Problem description
Work out the number of lines containing "only". Give that number alone.

Stored items
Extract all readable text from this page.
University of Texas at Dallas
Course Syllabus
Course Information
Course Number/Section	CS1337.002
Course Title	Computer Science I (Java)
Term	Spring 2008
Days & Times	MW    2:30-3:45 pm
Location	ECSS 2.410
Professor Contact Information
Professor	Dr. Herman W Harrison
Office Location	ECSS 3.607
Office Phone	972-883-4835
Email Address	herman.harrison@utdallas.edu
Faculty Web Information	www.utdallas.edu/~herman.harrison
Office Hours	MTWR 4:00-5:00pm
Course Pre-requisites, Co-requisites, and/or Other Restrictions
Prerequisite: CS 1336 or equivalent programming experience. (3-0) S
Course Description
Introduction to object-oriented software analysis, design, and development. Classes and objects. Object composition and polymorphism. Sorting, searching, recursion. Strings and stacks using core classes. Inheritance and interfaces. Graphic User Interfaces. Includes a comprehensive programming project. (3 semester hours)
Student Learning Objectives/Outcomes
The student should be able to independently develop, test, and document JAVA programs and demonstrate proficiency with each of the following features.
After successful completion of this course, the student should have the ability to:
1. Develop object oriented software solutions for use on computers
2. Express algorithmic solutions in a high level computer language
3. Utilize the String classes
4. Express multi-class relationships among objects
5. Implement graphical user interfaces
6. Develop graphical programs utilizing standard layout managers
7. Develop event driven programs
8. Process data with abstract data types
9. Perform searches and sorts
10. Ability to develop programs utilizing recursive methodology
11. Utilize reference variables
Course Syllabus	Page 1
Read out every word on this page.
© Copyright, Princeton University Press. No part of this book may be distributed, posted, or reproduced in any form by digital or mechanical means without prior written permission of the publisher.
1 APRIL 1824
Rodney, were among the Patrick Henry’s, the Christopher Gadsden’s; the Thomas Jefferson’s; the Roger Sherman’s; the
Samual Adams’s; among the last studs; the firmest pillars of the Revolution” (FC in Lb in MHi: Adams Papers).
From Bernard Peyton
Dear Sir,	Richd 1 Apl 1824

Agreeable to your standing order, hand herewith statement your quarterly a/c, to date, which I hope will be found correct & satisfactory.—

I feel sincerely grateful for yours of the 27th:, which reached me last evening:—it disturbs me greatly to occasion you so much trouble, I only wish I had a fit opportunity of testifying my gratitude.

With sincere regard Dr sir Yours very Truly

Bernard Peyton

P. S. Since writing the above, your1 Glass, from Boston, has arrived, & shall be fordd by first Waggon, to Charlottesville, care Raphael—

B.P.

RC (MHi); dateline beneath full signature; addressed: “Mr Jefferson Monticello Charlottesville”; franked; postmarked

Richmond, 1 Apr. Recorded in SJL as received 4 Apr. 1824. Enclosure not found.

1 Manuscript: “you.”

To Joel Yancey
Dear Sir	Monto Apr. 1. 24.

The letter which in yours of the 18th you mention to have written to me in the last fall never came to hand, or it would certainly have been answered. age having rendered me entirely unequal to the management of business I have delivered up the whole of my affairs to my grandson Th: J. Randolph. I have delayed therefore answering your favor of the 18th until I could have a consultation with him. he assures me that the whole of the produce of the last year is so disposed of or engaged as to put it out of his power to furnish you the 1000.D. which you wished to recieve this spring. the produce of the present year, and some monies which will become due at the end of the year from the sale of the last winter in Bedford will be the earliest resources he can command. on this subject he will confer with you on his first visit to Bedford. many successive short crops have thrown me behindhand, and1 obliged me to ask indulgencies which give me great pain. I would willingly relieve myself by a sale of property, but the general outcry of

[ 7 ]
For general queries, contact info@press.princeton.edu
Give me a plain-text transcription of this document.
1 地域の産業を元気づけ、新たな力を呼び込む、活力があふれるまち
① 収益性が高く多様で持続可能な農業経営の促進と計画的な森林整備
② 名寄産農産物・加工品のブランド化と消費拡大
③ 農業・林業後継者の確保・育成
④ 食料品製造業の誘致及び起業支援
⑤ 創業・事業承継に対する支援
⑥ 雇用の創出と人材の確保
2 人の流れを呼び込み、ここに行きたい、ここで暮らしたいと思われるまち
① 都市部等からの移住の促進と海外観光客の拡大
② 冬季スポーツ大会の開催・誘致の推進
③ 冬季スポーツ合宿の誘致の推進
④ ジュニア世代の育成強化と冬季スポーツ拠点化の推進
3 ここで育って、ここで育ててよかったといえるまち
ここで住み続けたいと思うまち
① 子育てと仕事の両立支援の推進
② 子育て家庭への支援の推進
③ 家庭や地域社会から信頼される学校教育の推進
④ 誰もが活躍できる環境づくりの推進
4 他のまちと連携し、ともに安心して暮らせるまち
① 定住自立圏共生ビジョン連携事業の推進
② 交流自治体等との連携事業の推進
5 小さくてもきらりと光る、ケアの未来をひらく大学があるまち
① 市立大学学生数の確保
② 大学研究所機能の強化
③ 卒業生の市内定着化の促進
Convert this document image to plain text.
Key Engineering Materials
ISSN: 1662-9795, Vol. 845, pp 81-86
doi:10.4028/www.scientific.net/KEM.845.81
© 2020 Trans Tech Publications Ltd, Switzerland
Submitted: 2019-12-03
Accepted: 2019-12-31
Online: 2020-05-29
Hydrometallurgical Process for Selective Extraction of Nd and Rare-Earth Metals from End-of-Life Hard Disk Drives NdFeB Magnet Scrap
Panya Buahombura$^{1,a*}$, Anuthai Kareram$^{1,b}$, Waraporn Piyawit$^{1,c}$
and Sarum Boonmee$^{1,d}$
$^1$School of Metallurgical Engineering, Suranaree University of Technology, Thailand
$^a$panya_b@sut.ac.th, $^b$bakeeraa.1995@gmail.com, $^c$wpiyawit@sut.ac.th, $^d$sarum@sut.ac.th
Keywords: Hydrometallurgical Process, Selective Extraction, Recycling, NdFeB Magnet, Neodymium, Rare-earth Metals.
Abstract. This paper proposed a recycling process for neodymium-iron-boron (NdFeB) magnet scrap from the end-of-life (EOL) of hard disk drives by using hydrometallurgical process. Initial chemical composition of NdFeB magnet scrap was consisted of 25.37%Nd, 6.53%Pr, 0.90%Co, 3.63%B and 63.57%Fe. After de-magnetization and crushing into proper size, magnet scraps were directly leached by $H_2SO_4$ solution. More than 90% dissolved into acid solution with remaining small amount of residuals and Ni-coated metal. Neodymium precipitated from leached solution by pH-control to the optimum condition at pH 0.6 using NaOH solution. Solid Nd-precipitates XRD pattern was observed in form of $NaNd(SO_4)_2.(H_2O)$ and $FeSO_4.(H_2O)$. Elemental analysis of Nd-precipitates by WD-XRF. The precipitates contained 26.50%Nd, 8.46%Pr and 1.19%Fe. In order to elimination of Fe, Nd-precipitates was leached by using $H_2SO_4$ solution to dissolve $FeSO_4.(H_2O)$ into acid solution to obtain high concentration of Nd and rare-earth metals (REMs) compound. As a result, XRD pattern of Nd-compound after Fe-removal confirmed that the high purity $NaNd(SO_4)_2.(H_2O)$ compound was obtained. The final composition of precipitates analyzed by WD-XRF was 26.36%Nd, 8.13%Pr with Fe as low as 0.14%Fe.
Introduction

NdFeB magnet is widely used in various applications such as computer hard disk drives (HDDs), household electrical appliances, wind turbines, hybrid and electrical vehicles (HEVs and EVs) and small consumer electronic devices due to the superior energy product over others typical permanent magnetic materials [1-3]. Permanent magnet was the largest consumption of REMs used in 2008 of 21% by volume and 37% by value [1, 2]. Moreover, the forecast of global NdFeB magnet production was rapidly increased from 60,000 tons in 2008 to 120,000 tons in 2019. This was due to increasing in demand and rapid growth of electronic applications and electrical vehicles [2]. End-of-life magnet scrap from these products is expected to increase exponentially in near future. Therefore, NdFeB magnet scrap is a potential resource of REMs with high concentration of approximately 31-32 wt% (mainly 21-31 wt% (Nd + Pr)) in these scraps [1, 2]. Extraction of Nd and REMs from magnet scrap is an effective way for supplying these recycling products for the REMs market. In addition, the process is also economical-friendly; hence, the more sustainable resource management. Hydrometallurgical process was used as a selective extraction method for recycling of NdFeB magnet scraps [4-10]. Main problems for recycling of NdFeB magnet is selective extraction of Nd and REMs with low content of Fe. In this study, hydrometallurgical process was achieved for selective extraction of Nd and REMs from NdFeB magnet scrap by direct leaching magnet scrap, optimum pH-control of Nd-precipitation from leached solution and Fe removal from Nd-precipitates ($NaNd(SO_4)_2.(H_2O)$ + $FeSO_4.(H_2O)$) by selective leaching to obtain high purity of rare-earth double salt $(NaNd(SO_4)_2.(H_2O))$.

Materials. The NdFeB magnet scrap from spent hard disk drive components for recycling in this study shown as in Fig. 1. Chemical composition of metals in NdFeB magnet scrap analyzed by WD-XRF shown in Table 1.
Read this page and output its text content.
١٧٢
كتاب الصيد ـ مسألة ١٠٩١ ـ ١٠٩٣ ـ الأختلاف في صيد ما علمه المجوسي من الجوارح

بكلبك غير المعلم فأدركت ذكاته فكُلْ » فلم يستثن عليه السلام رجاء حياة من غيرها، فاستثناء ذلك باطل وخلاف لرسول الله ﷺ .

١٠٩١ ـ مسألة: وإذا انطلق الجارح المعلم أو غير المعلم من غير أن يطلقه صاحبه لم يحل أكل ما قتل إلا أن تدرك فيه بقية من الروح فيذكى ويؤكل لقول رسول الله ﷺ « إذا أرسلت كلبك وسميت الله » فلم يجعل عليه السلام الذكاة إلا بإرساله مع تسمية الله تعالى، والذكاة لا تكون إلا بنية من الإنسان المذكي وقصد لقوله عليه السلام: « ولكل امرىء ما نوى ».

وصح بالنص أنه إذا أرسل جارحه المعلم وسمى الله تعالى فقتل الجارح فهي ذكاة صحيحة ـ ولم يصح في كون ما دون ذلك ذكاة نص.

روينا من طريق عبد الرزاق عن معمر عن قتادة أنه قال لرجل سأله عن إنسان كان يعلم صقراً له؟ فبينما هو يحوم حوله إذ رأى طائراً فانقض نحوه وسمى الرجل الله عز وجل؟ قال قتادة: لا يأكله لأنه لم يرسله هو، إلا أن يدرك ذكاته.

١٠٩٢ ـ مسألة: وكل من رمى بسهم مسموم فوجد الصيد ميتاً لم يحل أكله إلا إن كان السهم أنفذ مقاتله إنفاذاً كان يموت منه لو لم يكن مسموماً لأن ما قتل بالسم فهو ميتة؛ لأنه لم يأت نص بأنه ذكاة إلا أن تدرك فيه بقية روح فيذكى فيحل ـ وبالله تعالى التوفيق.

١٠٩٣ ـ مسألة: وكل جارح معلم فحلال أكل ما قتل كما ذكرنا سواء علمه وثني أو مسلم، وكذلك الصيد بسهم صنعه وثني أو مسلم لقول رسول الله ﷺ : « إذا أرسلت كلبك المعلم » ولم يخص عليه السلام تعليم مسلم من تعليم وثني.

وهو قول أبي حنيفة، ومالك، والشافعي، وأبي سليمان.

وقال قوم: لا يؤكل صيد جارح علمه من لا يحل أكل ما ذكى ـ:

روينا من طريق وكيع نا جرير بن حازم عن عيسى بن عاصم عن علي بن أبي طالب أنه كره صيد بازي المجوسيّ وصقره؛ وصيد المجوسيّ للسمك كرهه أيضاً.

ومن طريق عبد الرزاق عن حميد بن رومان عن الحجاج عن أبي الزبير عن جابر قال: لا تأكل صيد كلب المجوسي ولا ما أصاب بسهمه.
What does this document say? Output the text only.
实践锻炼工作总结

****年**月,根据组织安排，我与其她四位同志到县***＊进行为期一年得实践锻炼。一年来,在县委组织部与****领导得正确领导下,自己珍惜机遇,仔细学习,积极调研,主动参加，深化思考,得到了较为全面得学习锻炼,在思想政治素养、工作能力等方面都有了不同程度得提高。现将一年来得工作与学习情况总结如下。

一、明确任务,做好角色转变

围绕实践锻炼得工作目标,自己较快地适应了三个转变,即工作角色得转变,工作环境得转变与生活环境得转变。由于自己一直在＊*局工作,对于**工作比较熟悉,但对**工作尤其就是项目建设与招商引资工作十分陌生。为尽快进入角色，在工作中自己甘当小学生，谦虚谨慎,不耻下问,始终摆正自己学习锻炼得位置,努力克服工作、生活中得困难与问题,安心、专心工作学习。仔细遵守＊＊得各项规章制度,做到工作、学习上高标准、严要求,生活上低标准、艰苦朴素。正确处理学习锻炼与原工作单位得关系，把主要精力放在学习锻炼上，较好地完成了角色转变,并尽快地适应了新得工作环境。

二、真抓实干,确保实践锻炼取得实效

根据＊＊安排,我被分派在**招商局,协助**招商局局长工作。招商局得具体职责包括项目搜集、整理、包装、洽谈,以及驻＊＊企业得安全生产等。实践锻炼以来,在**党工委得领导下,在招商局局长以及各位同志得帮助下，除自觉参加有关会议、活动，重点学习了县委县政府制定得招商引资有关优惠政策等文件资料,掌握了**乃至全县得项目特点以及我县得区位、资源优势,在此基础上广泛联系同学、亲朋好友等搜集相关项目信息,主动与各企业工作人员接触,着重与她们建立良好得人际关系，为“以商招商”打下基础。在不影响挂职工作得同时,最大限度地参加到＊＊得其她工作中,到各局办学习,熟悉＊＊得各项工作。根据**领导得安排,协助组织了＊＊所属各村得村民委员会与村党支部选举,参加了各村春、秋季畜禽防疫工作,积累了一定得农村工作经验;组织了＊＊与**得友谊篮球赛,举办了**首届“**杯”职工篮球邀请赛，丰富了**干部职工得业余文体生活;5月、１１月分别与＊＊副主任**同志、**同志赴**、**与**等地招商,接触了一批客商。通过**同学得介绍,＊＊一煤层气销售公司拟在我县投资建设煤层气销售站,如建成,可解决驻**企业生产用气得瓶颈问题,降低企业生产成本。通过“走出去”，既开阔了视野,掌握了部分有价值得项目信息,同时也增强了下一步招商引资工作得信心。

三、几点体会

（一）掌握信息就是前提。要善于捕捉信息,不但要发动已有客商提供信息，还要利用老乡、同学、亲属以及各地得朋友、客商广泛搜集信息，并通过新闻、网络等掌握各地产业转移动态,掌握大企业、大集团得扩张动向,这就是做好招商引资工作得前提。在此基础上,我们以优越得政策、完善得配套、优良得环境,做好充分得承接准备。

In response
2